Locate and copy all lines bearing the word "name".

**MATERIAL SHOWN**.
***
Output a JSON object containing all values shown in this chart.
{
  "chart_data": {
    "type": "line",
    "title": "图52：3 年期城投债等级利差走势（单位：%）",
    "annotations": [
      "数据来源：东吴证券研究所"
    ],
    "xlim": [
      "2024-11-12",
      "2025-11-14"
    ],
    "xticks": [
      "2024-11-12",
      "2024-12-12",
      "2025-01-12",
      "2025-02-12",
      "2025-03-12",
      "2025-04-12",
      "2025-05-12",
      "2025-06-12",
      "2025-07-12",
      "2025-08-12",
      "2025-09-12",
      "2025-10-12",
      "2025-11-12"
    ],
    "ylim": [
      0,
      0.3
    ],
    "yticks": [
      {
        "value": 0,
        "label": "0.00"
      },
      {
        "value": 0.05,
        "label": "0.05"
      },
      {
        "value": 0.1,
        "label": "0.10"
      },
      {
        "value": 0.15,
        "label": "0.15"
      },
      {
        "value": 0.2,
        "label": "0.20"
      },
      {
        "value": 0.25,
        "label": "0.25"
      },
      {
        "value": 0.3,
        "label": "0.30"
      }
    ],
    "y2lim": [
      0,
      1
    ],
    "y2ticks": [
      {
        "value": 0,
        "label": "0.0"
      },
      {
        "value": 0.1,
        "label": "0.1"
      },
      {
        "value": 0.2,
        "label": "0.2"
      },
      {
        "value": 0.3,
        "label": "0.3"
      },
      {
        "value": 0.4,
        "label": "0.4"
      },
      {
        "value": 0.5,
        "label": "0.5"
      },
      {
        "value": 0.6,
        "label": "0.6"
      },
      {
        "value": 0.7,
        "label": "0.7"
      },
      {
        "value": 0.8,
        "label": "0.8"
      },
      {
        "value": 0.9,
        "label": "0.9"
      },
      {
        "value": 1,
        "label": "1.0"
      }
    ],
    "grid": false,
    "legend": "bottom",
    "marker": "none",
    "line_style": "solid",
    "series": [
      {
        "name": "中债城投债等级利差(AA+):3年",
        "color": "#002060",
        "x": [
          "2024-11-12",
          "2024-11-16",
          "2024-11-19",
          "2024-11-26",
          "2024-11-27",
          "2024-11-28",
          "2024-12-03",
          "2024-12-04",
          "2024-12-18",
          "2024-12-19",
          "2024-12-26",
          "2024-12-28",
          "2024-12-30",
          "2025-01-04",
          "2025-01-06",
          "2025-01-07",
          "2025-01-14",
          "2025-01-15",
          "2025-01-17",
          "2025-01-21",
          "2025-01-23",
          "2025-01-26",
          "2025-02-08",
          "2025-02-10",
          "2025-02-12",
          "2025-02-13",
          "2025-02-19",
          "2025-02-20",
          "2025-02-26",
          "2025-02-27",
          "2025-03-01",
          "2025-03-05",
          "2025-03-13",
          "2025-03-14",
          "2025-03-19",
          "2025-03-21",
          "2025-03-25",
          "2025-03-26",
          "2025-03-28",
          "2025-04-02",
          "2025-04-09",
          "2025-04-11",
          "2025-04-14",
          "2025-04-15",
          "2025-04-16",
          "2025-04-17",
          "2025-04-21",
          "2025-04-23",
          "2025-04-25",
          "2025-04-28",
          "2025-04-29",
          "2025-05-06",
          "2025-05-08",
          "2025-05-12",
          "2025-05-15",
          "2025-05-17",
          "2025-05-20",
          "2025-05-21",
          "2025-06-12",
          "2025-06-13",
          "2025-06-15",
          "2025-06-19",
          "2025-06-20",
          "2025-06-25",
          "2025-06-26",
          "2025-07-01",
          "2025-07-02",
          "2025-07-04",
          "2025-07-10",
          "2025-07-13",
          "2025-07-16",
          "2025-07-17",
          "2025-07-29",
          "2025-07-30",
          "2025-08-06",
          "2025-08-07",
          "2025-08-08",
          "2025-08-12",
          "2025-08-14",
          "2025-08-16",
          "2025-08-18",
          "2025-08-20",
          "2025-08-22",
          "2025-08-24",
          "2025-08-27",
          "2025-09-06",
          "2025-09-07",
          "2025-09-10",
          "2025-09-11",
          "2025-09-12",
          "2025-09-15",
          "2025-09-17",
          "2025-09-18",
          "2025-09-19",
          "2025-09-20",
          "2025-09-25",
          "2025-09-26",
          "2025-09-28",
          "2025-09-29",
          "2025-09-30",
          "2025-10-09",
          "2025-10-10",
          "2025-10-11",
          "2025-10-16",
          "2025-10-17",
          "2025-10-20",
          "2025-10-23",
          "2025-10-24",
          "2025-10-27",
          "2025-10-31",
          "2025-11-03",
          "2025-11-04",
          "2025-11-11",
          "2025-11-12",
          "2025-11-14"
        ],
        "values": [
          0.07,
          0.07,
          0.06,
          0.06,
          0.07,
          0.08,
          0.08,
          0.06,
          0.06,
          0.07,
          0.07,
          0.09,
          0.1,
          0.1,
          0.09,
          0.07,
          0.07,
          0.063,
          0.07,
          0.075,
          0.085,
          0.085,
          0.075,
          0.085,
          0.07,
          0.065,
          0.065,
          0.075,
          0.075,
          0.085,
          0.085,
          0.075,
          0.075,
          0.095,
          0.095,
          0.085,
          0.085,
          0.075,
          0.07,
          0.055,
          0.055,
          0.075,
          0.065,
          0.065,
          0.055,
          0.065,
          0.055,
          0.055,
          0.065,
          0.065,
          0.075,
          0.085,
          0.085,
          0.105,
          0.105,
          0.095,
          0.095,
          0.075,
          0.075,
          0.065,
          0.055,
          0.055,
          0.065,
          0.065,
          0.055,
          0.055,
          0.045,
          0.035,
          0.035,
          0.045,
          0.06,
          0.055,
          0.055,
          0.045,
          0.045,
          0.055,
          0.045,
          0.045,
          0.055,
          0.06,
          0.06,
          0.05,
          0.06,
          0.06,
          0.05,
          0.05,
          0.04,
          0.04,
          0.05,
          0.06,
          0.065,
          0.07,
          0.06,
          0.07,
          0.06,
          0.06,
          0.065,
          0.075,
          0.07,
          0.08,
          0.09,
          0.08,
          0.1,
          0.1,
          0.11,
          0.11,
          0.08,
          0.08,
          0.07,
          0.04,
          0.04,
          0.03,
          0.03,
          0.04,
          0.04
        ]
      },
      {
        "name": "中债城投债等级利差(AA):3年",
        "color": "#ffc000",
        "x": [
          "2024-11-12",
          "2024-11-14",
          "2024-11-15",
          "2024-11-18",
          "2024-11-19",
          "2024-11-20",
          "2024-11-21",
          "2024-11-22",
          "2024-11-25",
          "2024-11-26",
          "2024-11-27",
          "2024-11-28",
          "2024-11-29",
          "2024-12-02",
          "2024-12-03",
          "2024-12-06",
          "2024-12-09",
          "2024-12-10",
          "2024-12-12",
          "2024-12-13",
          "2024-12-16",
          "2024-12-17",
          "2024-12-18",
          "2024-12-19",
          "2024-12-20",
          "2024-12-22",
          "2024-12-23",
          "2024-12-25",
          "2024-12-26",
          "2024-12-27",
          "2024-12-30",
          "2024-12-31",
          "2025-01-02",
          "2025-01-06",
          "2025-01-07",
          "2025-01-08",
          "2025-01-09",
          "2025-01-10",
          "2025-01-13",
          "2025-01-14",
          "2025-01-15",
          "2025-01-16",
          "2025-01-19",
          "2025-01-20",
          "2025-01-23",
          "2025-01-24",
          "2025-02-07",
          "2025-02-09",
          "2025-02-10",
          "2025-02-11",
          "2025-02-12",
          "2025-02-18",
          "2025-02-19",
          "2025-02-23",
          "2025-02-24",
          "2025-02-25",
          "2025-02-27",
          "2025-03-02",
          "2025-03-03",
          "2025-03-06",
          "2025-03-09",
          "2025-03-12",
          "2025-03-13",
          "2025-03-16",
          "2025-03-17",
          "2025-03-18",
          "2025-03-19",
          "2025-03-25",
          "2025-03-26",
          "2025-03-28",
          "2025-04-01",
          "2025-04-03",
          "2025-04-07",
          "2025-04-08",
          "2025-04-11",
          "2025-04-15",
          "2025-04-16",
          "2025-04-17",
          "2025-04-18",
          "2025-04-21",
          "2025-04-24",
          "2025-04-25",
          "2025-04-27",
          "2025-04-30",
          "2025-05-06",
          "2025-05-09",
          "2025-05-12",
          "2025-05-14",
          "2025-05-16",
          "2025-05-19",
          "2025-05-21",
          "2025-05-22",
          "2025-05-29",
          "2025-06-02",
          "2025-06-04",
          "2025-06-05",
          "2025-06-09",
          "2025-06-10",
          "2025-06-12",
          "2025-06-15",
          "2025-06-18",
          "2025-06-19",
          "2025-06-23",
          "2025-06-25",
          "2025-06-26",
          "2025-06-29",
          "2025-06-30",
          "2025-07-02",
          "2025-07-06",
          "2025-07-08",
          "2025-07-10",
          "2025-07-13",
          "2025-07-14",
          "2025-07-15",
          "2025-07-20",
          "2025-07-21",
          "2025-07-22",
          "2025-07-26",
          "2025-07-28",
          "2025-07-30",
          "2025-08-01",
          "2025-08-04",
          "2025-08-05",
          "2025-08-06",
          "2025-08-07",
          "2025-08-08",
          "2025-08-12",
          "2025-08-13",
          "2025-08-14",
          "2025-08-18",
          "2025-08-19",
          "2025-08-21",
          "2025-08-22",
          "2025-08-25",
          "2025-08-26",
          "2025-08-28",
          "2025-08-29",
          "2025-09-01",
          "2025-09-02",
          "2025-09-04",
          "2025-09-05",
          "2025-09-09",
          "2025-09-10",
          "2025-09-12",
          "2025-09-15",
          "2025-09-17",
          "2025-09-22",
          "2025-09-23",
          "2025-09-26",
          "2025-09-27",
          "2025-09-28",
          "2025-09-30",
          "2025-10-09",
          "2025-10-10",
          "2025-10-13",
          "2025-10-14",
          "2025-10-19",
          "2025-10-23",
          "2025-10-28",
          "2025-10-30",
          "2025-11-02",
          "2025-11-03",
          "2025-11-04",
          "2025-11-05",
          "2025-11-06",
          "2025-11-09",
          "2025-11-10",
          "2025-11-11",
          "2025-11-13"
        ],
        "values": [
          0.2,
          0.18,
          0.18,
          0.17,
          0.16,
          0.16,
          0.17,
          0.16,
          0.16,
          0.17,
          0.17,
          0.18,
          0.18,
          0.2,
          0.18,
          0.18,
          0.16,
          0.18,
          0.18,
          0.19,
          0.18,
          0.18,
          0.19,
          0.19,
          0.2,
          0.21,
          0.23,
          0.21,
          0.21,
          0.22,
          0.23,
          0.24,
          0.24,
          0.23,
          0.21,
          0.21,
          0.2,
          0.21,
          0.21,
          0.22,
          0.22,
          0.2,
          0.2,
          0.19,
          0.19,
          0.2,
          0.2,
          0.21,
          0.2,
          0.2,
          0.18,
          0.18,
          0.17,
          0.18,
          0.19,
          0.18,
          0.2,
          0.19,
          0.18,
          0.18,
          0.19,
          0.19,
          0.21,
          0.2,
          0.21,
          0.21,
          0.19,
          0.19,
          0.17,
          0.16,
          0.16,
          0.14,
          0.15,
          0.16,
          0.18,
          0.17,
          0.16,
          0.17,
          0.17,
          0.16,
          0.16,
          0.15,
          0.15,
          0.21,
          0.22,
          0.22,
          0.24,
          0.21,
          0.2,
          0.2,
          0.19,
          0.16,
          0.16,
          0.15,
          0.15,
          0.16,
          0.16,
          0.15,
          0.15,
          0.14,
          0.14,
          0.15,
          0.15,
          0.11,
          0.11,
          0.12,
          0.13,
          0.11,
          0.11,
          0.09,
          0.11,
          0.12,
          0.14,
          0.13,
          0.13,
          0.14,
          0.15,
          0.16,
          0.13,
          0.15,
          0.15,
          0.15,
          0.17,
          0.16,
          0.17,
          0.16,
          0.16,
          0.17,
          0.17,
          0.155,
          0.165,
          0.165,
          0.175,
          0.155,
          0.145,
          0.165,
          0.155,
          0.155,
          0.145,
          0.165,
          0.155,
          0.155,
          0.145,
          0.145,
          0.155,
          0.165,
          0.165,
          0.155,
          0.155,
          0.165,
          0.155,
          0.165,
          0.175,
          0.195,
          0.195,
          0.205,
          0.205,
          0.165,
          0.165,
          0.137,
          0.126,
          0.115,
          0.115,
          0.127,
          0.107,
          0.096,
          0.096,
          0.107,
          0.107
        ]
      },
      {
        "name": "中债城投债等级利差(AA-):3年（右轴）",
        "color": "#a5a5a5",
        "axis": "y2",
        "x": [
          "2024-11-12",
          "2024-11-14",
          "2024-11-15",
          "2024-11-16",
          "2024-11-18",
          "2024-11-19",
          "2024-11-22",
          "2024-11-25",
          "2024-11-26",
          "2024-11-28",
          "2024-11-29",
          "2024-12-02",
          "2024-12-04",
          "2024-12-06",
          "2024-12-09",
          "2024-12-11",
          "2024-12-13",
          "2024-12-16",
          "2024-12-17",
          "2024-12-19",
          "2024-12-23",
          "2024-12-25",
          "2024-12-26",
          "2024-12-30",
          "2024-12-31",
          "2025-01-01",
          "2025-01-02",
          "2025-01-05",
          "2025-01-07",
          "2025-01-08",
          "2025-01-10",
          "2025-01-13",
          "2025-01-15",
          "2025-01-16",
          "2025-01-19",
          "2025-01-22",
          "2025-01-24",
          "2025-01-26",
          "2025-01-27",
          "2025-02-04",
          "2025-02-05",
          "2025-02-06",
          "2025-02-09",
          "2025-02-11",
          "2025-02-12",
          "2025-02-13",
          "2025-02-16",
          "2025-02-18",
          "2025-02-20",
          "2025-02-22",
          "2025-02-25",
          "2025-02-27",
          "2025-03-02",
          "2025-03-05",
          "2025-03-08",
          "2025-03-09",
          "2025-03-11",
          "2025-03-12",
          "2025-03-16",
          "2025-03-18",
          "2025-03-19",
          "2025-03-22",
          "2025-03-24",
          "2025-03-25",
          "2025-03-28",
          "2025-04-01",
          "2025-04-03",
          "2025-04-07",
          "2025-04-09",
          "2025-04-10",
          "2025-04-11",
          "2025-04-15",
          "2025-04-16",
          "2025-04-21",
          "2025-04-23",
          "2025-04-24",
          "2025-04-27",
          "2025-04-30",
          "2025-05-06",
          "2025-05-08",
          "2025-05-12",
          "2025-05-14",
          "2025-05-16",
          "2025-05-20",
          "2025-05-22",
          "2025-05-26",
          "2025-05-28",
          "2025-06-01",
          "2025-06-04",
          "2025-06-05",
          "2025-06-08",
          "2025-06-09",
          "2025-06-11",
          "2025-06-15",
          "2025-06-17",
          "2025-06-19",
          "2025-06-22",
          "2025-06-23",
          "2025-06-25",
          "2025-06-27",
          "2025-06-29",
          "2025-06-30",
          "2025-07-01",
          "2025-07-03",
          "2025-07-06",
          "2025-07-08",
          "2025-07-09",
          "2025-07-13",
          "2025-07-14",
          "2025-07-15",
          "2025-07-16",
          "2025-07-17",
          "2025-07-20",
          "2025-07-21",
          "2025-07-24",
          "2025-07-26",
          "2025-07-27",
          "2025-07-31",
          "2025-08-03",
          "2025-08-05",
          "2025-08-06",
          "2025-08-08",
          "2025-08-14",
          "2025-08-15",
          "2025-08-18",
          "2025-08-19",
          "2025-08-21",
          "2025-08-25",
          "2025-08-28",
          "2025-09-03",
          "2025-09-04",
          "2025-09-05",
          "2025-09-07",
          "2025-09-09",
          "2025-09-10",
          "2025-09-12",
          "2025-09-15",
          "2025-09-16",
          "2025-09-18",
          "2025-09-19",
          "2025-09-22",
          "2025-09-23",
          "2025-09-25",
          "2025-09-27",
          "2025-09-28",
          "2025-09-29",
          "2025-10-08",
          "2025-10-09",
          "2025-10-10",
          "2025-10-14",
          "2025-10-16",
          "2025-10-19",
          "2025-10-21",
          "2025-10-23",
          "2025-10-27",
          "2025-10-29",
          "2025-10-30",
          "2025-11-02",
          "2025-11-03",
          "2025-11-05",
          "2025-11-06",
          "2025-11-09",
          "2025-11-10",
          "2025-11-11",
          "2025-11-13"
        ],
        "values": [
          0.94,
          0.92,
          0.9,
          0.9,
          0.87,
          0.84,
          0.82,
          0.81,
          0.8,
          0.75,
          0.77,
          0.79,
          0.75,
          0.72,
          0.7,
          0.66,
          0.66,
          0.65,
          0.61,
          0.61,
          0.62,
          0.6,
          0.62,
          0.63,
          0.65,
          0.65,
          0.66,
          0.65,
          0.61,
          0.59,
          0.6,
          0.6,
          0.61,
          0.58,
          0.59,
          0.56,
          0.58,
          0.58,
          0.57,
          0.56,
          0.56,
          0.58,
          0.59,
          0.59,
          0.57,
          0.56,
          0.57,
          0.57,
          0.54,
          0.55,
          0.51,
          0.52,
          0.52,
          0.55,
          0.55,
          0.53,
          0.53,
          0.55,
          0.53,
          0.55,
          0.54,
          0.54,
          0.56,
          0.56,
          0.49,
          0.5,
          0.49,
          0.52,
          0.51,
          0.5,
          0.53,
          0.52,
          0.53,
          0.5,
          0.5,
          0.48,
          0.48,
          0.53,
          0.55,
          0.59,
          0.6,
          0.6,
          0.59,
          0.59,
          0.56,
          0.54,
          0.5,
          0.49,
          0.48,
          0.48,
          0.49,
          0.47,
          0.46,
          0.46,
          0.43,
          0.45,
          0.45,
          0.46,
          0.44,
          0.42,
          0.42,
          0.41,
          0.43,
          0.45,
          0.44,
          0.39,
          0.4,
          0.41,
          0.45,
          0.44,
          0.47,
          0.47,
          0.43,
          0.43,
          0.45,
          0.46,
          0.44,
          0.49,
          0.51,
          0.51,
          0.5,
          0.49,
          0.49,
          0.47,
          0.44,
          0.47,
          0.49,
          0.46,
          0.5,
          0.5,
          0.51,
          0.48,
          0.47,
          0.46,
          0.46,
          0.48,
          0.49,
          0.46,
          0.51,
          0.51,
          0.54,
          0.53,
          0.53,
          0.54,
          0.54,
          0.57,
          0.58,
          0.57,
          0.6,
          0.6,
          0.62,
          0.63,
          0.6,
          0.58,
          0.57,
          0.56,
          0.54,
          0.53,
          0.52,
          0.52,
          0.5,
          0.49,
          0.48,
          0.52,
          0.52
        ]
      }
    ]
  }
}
***
**WRITTEN SOLUTION**.
        "name": "中债城投债等级利差(AA+):3年",
        "name": "中债城投债等级利差(AA):3年",
        "name": "中债城投债等级利差(AA-):3年（右轴）",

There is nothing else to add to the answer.